* [任务题目 1] 请找出下方各行中含有字符串“cross”的所有行，并逐行照抄出来。

* [文本节选]
必会:关于SparkStreaming checkpoint那些事儿

spark Streaming的checkpoint是一个利器，帮助在driver端非代码逻辑错误导致的driver应用失败重启，比如网络，jvm等，当然也仅限于支持自动重启的集群管理器，比如yarn。由于checkpoint信息包含序列化的Scala / Java / Python对象，尝试使用新的修改类反序列化这些对象可能会导致错误。

本文主要讲解checkpoint使用的一些注意事项。

系统学习spark ，深入spark源码，大数据相关问题，spark源码视频及优质文章。请点击阅读原文，加入浪尖知识星球。

checkpoint简介

流应用程序必须7*24小时运行，因此必须能够适应与应用程序逻辑无关的故障（例如，系统故障，JVM崩溃等）。为了实现这一点，Spark Streaming需要将足够的信息checkpoint到容错存储系统，以便它可以从故障中恢复。 checkpoint有两种类型的数据：

1. 元数据checkpoint

将定义流式计算的信息保存到容错存储（如HDFS）。这用于从运行流应用程序的driver节点的故障中恢复（稍后详细讨论）。元数据包括：

配置 - 用于创建流应用程序的配置。
DStream操作 - 定义流应用程序的DStream操作集。
未完成的批次 - 未完成的批次的job队列。

2. 数据checkpoint

将生成的RDD保存到可靠的存储。在一些跨多个批次组合数据的有状态转换中，这是必需的。在这种转换中，生成的RDD依赖于先前批次的RDD，这导致依赖链的长度随时间增加。为了避免恢复时间的无限增加（故障恢复时间与依赖链成比例），有状态转换的中RDD周期性地checkpoint到可靠存储（例如HDFS）以切断依赖链。

总而言之，元数据checkpoint主要用于从driver故障中恢复，而如果使用有状态转换操作，也需要数据或RDD 进行checkpoint。

何时使能checkpoint

必须为具有以下任何要求的应用程序启用checkpoint：

1. 有状态的转换算子

如果在应用程序中使用updateStateByKey或reduceByKeyAndWindow），则必须提供checkpoint目录以允许定期RDD checkpoint。

2. 从driver故障中恢复

元数据checkpoint用于使用进度信息进行恢复。

请注意，可以在不启用checkpoint的情况下运行没有上述有状态转换的简单流应用程序。在这种情况下，driver故障的恢复也不完整（某些已接收但未处理的数据可能会丢失）。这通常是可以接受的，并且有许多以这种方式运行Spark Streaming应用程序。对非Hadoop环境的支持希望将在未来得到改善。

如何配置 checkpoint

可以通过在容错，可靠的文件系统（例如，HDFS，S3等）中设置目录来启用checkpoint，在目录中将保存checkpoint信息。通过使用streamingContext.checkpoint（checkpointDirectory）来完成设置。此外，如果要使应用程序从driver故障中恢复，则应重写流应用程序以使其具有以下行为。

当程序第一次启动时，它将创建一个新的StreamingContext，设置所有流然后调用start（）。
在失败后重新启动程序时，它将从checkpoint目录中的checkpoint数据重新创建StreamingContext。

* [带标注的元素条目]
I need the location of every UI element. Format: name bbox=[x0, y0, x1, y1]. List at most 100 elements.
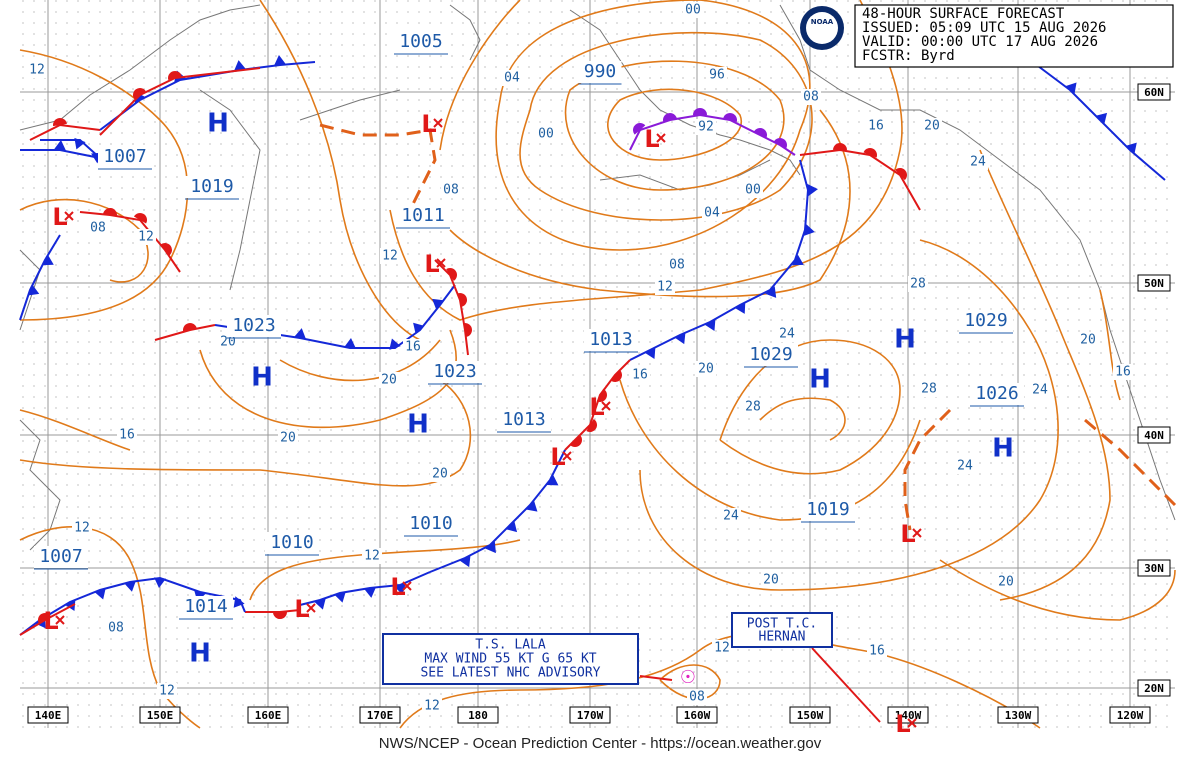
lon-label-box bbox=[1109, 706, 1151, 724]
isobar-label: 12 bbox=[382, 249, 398, 264]
pressure-label: 1005 bbox=[399, 31, 442, 52]
lon-label-box bbox=[569, 706, 611, 724]
isobar-label-bg bbox=[27, 62, 47, 78]
low-cross bbox=[433, 118, 443, 128]
isobar-label: 12 bbox=[138, 230, 154, 245]
isobar-label: 20 bbox=[698, 362, 714, 377]
lat-label: 60N bbox=[1144, 86, 1164, 99]
isobar-label: 28 bbox=[921, 382, 937, 397]
lon-label-box bbox=[789, 706, 831, 724]
high-center: H bbox=[251, 363, 273, 393]
storm-symbol: ☉ bbox=[680, 667, 696, 688]
lon-label: 180 bbox=[468, 709, 488, 722]
isobar-label-bg bbox=[743, 182, 763, 198]
isobar-label-bg bbox=[1113, 364, 1133, 380]
pressure-label: 1010 bbox=[409, 513, 452, 534]
isobar-label-bg bbox=[866, 118, 886, 134]
pressure-label: 1019 bbox=[190, 176, 233, 197]
isobar-label: 12 bbox=[29, 63, 45, 78]
low-cross bbox=[912, 528, 922, 538]
low-cross bbox=[656, 133, 666, 143]
low-center: L bbox=[895, 710, 910, 738]
isobar-label: 16 bbox=[632, 368, 648, 383]
low-cross bbox=[306, 603, 316, 613]
storm-box bbox=[382, 633, 639, 685]
lat-label-box bbox=[1137, 83, 1171, 101]
isobar-label-bg bbox=[687, 689, 707, 705]
isobar-label: 08 bbox=[669, 258, 685, 273]
low-cross bbox=[402, 581, 412, 591]
isobar-label: 00 bbox=[745, 183, 761, 198]
pressure-label-bg bbox=[801, 499, 855, 521]
lon-label-box bbox=[247, 706, 289, 724]
lat-label: 30N bbox=[1144, 562, 1164, 575]
low-center: L bbox=[390, 573, 405, 601]
lat-label-box bbox=[1137, 679, 1171, 697]
isobar-label: 08 bbox=[803, 90, 819, 105]
pressure-label-bg bbox=[578, 61, 622, 83]
isobar-label: 20 bbox=[1080, 333, 1096, 348]
isobar-label: 16 bbox=[119, 428, 135, 443]
isobar-label: 08 bbox=[90, 221, 106, 236]
isobar-label-bg bbox=[908, 276, 928, 292]
footer: NWS/NCEP - Ocean Prediction Center - htt… bbox=[379, 735, 822, 752]
low-center: L bbox=[43, 607, 58, 635]
pressure-label-bg bbox=[428, 361, 482, 383]
isobar-label: 20 bbox=[381, 373, 397, 388]
low-cross bbox=[562, 451, 572, 461]
isobar-label-bg bbox=[667, 257, 687, 273]
isobar-label-bg bbox=[996, 574, 1016, 590]
high-center: H bbox=[189, 639, 211, 669]
high-center: H bbox=[894, 325, 916, 355]
isobar-label-bg bbox=[380, 248, 400, 264]
isobar-label-bg bbox=[403, 339, 423, 355]
isobar-label-bg bbox=[72, 520, 92, 536]
isobar-label-bg bbox=[157, 683, 177, 699]
lon-label-box bbox=[139, 706, 181, 724]
isobar-label-bg bbox=[1030, 382, 1050, 398]
pressure-label-bg bbox=[227, 315, 281, 337]
header-line: ISSUED: 05:09 UTC 15 AUG 2026 bbox=[862, 20, 1106, 36]
pressure-label: 1029 bbox=[749, 344, 792, 365]
isobar-label-bg bbox=[922, 118, 942, 134]
isobar-label: 00 bbox=[685, 3, 701, 18]
isobar-label: 16 bbox=[869, 644, 885, 659]
storm-line: SEE LATEST NHC ADVISORY bbox=[420, 666, 600, 681]
low-center: L bbox=[550, 443, 565, 471]
pressure-label: 1019 bbox=[806, 499, 849, 520]
lon-label-box bbox=[887, 706, 929, 724]
lat-label: 50N bbox=[1144, 277, 1164, 290]
pressure-label-bg bbox=[34, 546, 88, 568]
isobar-label-bg bbox=[630, 367, 650, 383]
high-center: H bbox=[407, 410, 429, 440]
isobar-label: 96 bbox=[709, 68, 725, 83]
isobar-label-bg bbox=[379, 372, 399, 388]
isobar-label: 28 bbox=[745, 400, 761, 415]
isobar-label-bg bbox=[362, 548, 382, 564]
isobar-label-bg bbox=[955, 458, 975, 474]
isobar-label: 24 bbox=[723, 509, 739, 524]
lon-label-box bbox=[997, 706, 1039, 724]
isobar-label: 12 bbox=[424, 699, 440, 714]
lon-label-box bbox=[676, 706, 718, 724]
header-line: 48-HOUR SURFACE FORECAST bbox=[862, 6, 1065, 22]
isobar-label: 12 bbox=[657, 280, 673, 295]
pressure-label: 1023 bbox=[232, 315, 275, 336]
lon-label: 150W bbox=[797, 709, 824, 722]
low-center: L bbox=[424, 250, 439, 278]
isobar-label-bg bbox=[136, 229, 156, 245]
lat-label: 20N bbox=[1144, 682, 1164, 695]
lon-label: 140E bbox=[35, 709, 62, 722]
pressure-label: 1013 bbox=[589, 329, 632, 350]
high-center: H bbox=[809, 365, 831, 395]
isobar-label: 24 bbox=[779, 327, 795, 342]
logo-text: NOAA bbox=[811, 18, 834, 26]
pressure-label-bg bbox=[179, 596, 233, 618]
storm-line: T.S. LALA bbox=[475, 638, 546, 653]
isobar-label-bg bbox=[1078, 332, 1098, 348]
isobar-label-bg bbox=[422, 698, 442, 714]
pressure-label-bg bbox=[744, 344, 798, 366]
lon-label: 170E bbox=[367, 709, 394, 722]
isobar-label: 04 bbox=[704, 206, 720, 221]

* [任务题目 2] 请从上方那篇讲Spark Streaming checkpoint的文章停下的地方接着往下写。

* [任务结果 1]
low-cross bbox=[433, 118, 443, 128]
low-cross bbox=[912, 528, 922, 538]
low-cross bbox=[656, 133, 666, 143]
low-cross bbox=[306, 603, 316, 613]
low-cross bbox=[402, 581, 412, 591]
low-cross bbox=[562, 451, 572, 461]

* [任务结果 2]
object RecoverableNetworkWordCount {

  def createContext(ip: String, port: Int, outputPath: String, checkpointDirectory: String)
    : StreamingContext = {

    // If you do not see this printed, that means the StreamingContext has been loaded
    // from the new checkpoint
    println("Creating new context")
    val outputFile = new File(outputPath)
    if (outputFile.exists()) outputFile.delete()
    val sparkConf = new SparkConf().setAppName("RecoverableNetworkWordCount")
    // Create the context with a 1 second batch size
    val ssc = new StreamingContext(sparkConf, Seconds(1))
    ssc.checkpoint(checkpointDirectory)

    // Create a socket stream on target ip:port and count the
    // words in input stream of n delimited text (eg. generated by 'nc')
    val lines = ssc.socketTextStream(ip, port)
    val words = lines.flatMap(_.split(" "))
    val wordCounts = words.map((_, 1)).reduceByKey(_ + _)
    wordCounts.foreachRDD { (rdd: RDD[(String, Int)], time: Time) =>
      // Get or register the blacklist Broadcast
      val blacklist = WordBlacklist.getInstance(rdd.sparkContext)
      // Get or register the droppedWordsCounter Accumulator
      val droppedWordsCounter = DroppedWordsCounter.getInstance(rdd.sparkContext)
      // Use blacklist to drop words and use droppedWordsCounter to count them
      val counts = rdd.filter { case (word, count) =>
        if (blacklist.value.contains(word)) {
          droppedWordsCounter.add(count)
          false
        } else {
          true
        }
      }.collect().mkString("[", ", ", "]")
      val output = s"Counts at time $time $counts"
      println(output)
      println(s"Dropped ${droppedWordsCounter.value} word(s) totally")
      println(s"Appending to ${outputFile.getAbsolutePath}")
      Files.append(output + "n", outputFile, Charset.defaultCharset())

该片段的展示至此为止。